Would you repeat the listing exactly but omit every picture?

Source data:
────

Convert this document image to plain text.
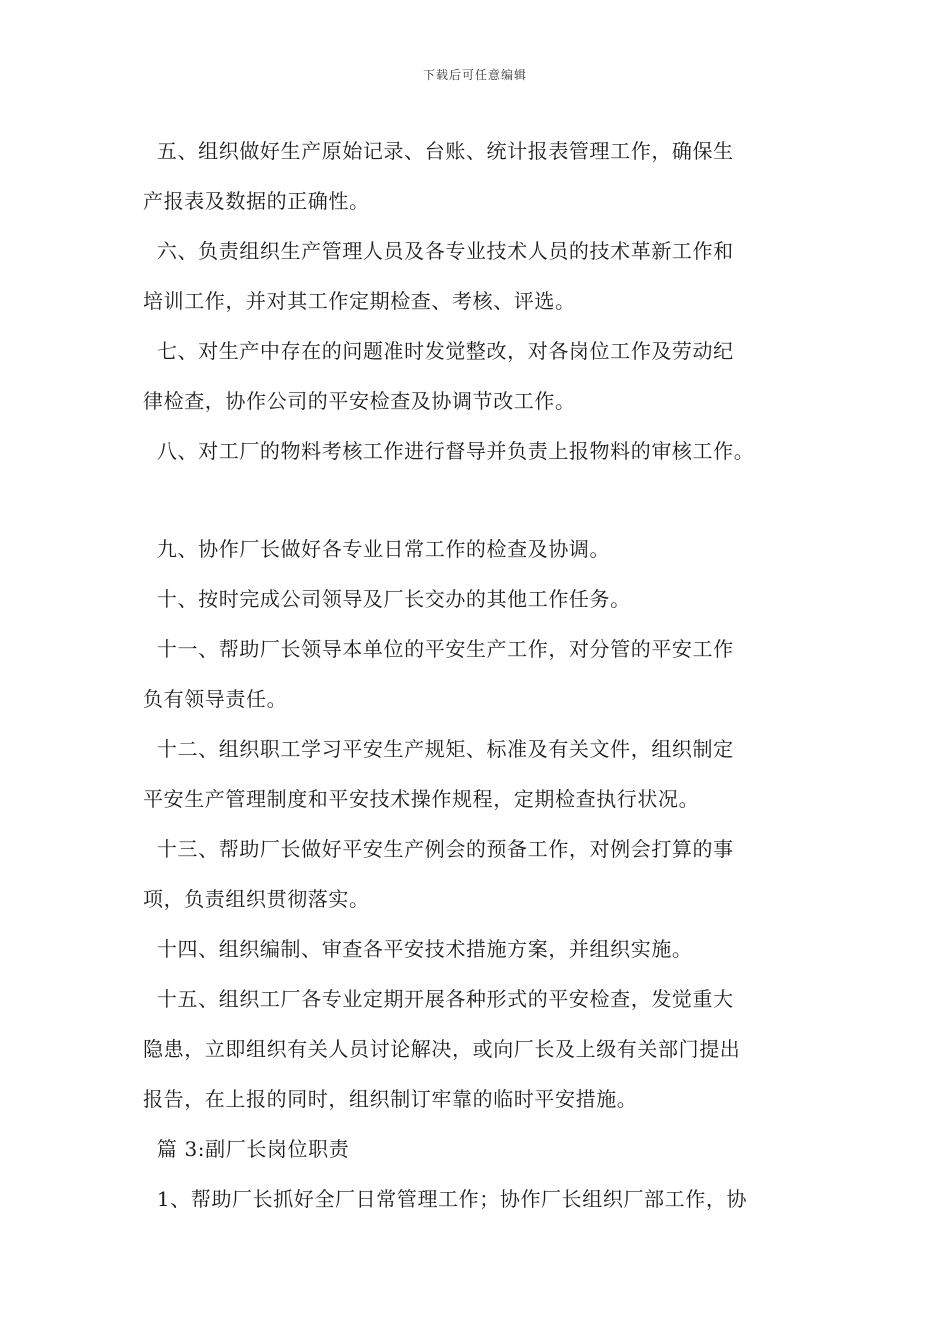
下载后可任意编辑
五、组织做好生产原始记录、台账、统计报表管理工作，确保生
产报表及数据的正确性。
六、负责组织生产管理人员及各专业技术人员的技术革新工作和
培训工作，并对其工作定期检查、考核、评选。
七、对生产中存在的问题准时发觉整改，对各岗位工作及劳动纪
律检查，协作公司的平安检查及协调节改工作。
八、对工厂的物料考核工作进行督导并负责上报物料的审核工作。
九、协作厂长做好各专业日常工作的检查及协调。
十、按时完成公司领导及厂长交办的其他工作任务。
十一、帮助厂长领导本单位的平安生产工作，对分管的平安工作
负有领导责任。
十二、组织职工学习平安生产规矩、标准及有关文件，组织制定
平安生产管理制度和平安技术操作规程，定期检查执行状况。
十三、帮助厂长做好平安生产例会的预备工作，对例会打算的事
项，负责组织贯彻落实。
十四、组织编制、审查各平安技术措施方案，并组织实施。
十五、组织工厂各专业定期开展各种形式的平安检查，发觉重大
隐患，立即组织有关人员讨论解决，或向厂长及上级有关部门提出
报告，在上报的同时，组织制订牢靠的临时平安措施。
篇 3:副厂长岗位职责
1、帮助厂长抓好全厂日常管理工作；协作厂长组织厂部工作，协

────

■ FULL SOLUTION:
Convert this document image to plain text.
下载后可任意编辑
五、组织做好生产原始记录、台账、统计报表管理工作，确保生
产报表及数据的正确性。
六、负责组织生产管理人员及各专业技术人员的技术革新工作和
培训工作，并对其工作定期检查、考核、评选。
七、对生产中存在的问题准时发觉整改，对各岗位工作及劳动纪
律检查，协作公司的平安检查及协调节改工作。
八、对工厂的物料考核工作进行督导并负责上报物料的审核工作。
九、协作厂长做好各专业日常工作的检查及协调。
十、按时完成公司领导及厂长交办的其他工作任务。
十一、帮助厂长领导本单位的平安生产工作，对分管的平安工作
负有领导责任。
十二、组织职工学习平安生产规矩、标准及有关文件，组织制定
平安生产管理制度和平安技术操作规程，定期检查执行状况。
十三、帮助厂长做好平安生产例会的预备工作，对例会打算的事
项，负责组织贯彻落实。
十四、组织编制、审查各平安技术措施方案，并组织实施。
十五、组织工厂各专业定期开展各种形式的平安检查，发觉重大
隐患，立即组织有关人员讨论解决，或向厂长及上级有关部门提出
报告，在上报的同时，组织制订牢靠的临时平安措施。
篇 3:副厂长岗位职责
1、帮助厂长抓好全厂日常管理工作；协作厂长组织厂部工作，协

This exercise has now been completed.